- **Exercise goal**:
No images are to be carried over; print all other material exactly as it stands.

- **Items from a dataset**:
-- start --

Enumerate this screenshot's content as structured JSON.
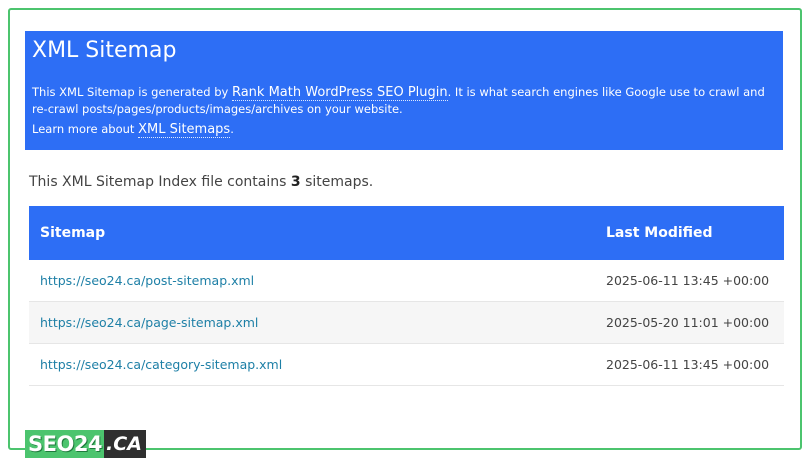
{
  "header": {
    "title": "XML Sitemap",
    "intro_before": "This XML Sitemap is generated by ",
    "intro_link": "Rank Math WordPress SEO Plugin",
    "intro_after": ". It is what search engines like Google use to crawl and re-crawl posts/pages/products/images/archives on your website.",
    "learn_before": "Learn more about ",
    "learn_link": "XML Sitemaps",
    "learn_after": "."
  },
  "summary": {
    "before": "This XML Sitemap Index file contains ",
    "count": "3",
    "after": " sitemaps."
  },
  "table": {
    "headers": [
      "Sitemap",
      "Last Modified"
    ],
    "rows": [
      {
        "url": "https://seo24.ca/post-sitemap.xml",
        "modified": "2025-06-11 13:45 +00:00"
      },
      {
        "url": "https://seo24.ca/page-sitemap.xml",
        "modified": "2025-05-20 11:01 +00:00"
      },
      {
        "url": "https://seo24.ca/category-sitemap.xml",
        "modified": "2025-06-11 13:45 +00:00"
      }
    ]
  },
  "logo": {
    "part1": "SEO24",
    "part2": ".CA"
  },
  "colors": {
    "header_bg": "#2d6ef5",
    "frame_border": "#4cc46e",
    "link": "#1d7fa6"
  }
}
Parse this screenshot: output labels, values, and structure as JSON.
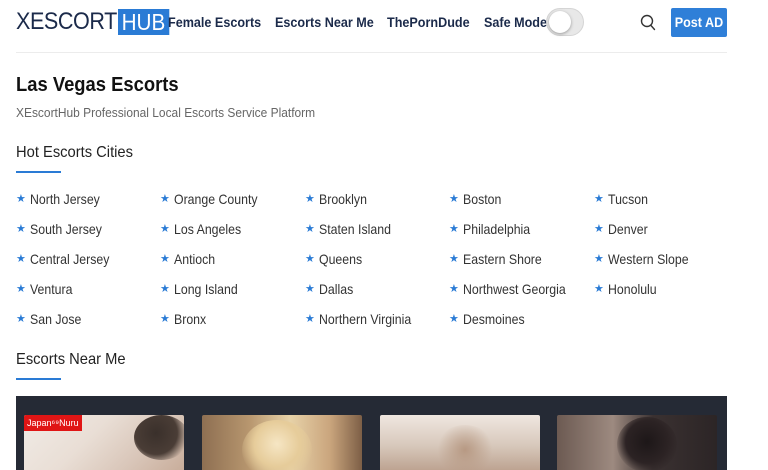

-- end --

- **Answer**:
Enumerate this screenshot's content as structured JSON.
{
  "header": {
    "title": "XML Sitemap",
    "intro_before": "This XML Sitemap is generated by ",
    "intro_link": "Rank Math WordPress SEO Plugin",
    "intro_after": ". It is what search engines like Google use to crawl and re-crawl posts/pages/products/images/archives on your website.",
    "learn_before": "Learn more about ",
    "learn_link": "XML Sitemaps",
    "learn_after": "."
  },
  "summary": {
    "before": "This XML Sitemap Index file contains ",
    "count": "3",
    "after": " sitemaps."
  },
  "table": {
    "headers": [
      "Sitemap",
      "Last Modified"
    ],
    "rows": [
      {
        "url": "https://seo24.ca/post-sitemap.xml",
        "modified": "2025-06-11 13:45 +00:00"
      },
      {
        "url": "https://seo24.ca/page-sitemap.xml",
        "modified": "2025-05-20 11:01 +00:00"
      },
      {
        "url": "https://seo24.ca/category-sitemap.xml",
        "modified": "2025-06-11 13:45 +00:00"
      }
    ]
  },
  "logo": {
    "part1": "SEO24",
    "part2": ".CA"
  },
  "colors": {
    "header_bg": "#2d6ef5",
    "frame_border": "#4cc46e",
    "link": "#1d7fa6"
  }
}
Parse this screenshot: output labels, values, and structure as JSON.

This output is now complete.